— begin Record set —
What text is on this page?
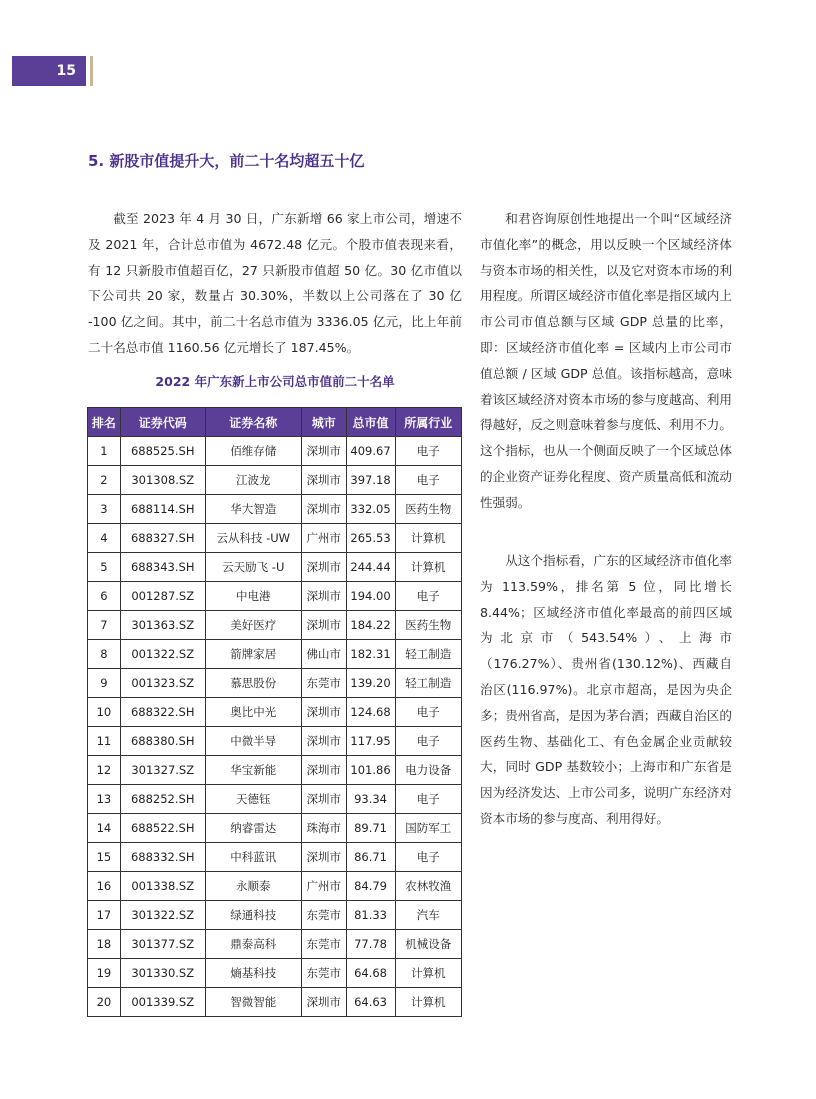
15
5. 新股市值提升大，前二十名均超五十亿

截至 2023 年 4 月 30 日，广东新增 66 家上市公司，增速不及 2021 年，合计总市值为 4672.48 亿元。个股市值表现来看，有 12 只新股市值超百亿，27 只新股市值超 50 亿。30 亿市值以下公司共 20 家，数量占 30.30%，半数以上公司落在了 30 亿 -100 亿之间。其中，前二十名总市值为 3336.05 亿元，比上年前二十名总市值 1160.56 亿元增长了 187.45%。

2022 年广东新上市公司总市值前二十名单

排名	证券代码	证券名称	城市	总市值	所属行业
1	688525.SH	佰维存储	深圳市	409.67	电子
2	301308.SZ	江波龙	深圳市	397.18	电子
3	688114.SH	华大智造	深圳市	332.05	医药生物
4	688327.SH	云从科技 -UW	广州市	265.53	计算机
5	688343.SH	云天励飞 -U	深圳市	244.44	计算机
6	001287.SZ	中电港	深圳市	194.00	电子
7	301363.SZ	美好医疗	深圳市	184.22	医药生物
8	001322.SZ	箭牌家居	佛山市	182.31	轻工制造
9	001323.SZ	慕思股份	东莞市	139.20	轻工制造
10	688322.SH	奥比中光	深圳市	124.68	电子
11	688380.SH	中微半导	深圳市	117.95	电子
12	301327.SZ	华宝新能	深圳市	101.86	电力设备
13	688252.SH	天德钰	深圳市	93.34	电子
14	688522.SH	纳睿雷达	珠海市	89.71	国防军工
15	688332.SH	中科蓝讯	深圳市	86.71	电子
16	001338.SZ	永顺泰	广州市	84.79	农林牧渔
17	301322.SZ	绿通科技	东莞市	81.33	汽车
18	301377.SZ	鼎泰高科	东莞市	77.78	机械设备
19	301330.SZ	熵基科技	东莞市	64.68	计算机
20	001339.SZ	智微智能	深圳市	64.63	计算机

和君咨询原创性地提出一个叫“区域经济市值化率”的概念，用以反映一个区域经济体与资本市场的相关性，以及它对资本市场的利用程度。所谓区域经济市值化率是指区域内上市公司市值总额与区域 GDP 总量的比率，即：区域经济市值化率 = 区域内上市公司市值总额 / 区域 GDP 总值。该指标越高，意味着该区域经济对资本市场的参与度越高、利用得越好，反之则意味着参与度低、利用不力。这个指标，也从一个侧面反映了一个区域总体的企业资产证券化程度、资产质量高低和流动性强弱。

从这个指标看，广东的区域经济市值化率为 113.59%，排名第 5 位，同比增长 8.44%；区域经济市值化率最高的前四区域为北京市（543.54%）、上海市（176.27%）、贵州省(130.12%)、西藏自治区(116.97%)。北京市超高，是因为央企多；贵州省高，是因为茅台酒；西藏自治区的医药生物、基础化工、有色金属企业贡献较大，同时 GDP 基数较小；上海市和广东省是因为经济发达、上市公司多，说明广东经济对资本市场的参与度高、利用得好。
— end Record set —
Repeat the listing verbatim. Skip the pictures.

* **Exercise answer**:
What text is on this page?
15
5. 新股市值提升大，前二十名均超五十亿

截至 2023 年 4 月 30 日，广东新增 66 家上市公司，增速不及 2021 年，合计总市值为 4672.48 亿元。个股市值表现来看，有 12 只新股市值超百亿，27 只新股市值超 50 亿。30 亿市值以下公司共 20 家，数量占 30.30%，半数以上公司落在了 30 亿 -100 亿之间。其中，前二十名总市值为 3336.05 亿元，比上年前二十名总市值 1160.56 亿元增长了 187.45%。

2022 年广东新上市公司总市值前二十名单

排名	证券代码	证券名称	城市	总市值	所属行业
1	688525.SH	佰维存储	深圳市	409.67	电子
2	301308.SZ	江波龙	深圳市	397.18	电子
3	688114.SH	华大智造	深圳市	332.05	医药生物
4	688327.SH	云从科技 -UW	广州市	265.53	计算机
5	688343.SH	云天励飞 -U	深圳市	244.44	计算机
6	001287.SZ	中电港	深圳市	194.00	电子
7	301363.SZ	美好医疗	深圳市	184.22	医药生物
8	001322.SZ	箭牌家居	佛山市	182.31	轻工制造
9	001323.SZ	慕思股份	东莞市	139.20	轻工制造
10	688322.SH	奥比中光	深圳市	124.68	电子
11	688380.SH	中微半导	深圳市	117.95	电子
12	301327.SZ	华宝新能	深圳市	101.86	电力设备
13	688252.SH	天德钰	深圳市	93.34	电子
14	688522.SH	纳睿雷达	珠海市	89.71	国防军工
15	688332.SH	中科蓝讯	深圳市	86.71	电子
16	001338.SZ	永顺泰	广州市	84.79	农林牧渔
17	301322.SZ	绿通科技	东莞市	81.33	汽车
18	301377.SZ	鼎泰高科	东莞市	77.78	机械设备
19	301330.SZ	熵基科技	东莞市	64.68	计算机
20	001339.SZ	智微智能	深圳市	64.63	计算机

和君咨询原创性地提出一个叫“区域经济市值化率”的概念，用以反映一个区域经济体与资本市场的相关性，以及它对资本市场的利用程度。所谓区域经济市值化率是指区域内上市公司市值总额与区域 GDP 总量的比率，即：区域经济市值化率 = 区域内上市公司市值总额 / 区域 GDP 总值。该指标越高，意味着该区域经济对资本市场的参与度越高、利用得越好，反之则意味着参与度低、利用不力。这个指标，也从一个侧面反映了一个区域总体的企业资产证券化程度、资产质量高低和流动性强弱。

从这个指标看，广东的区域经济市值化率为 113.59%，排名第 5 位，同比增长 8.44%；区域经济市值化率最高的前四区域为北京市（543.54%）、上海市（176.27%）、贵州省(130.12%)、西藏自治区(116.97%)。北京市超高，是因为央企多；贵州省高，是因为茅台酒；西藏自治区的医药生物、基础化工、有色金属企业贡献较大，同时 GDP 基数较小；上海市和广东省是因为经济发达、上市公司多，说明广东经济对资本市场的参与度高、利用得好。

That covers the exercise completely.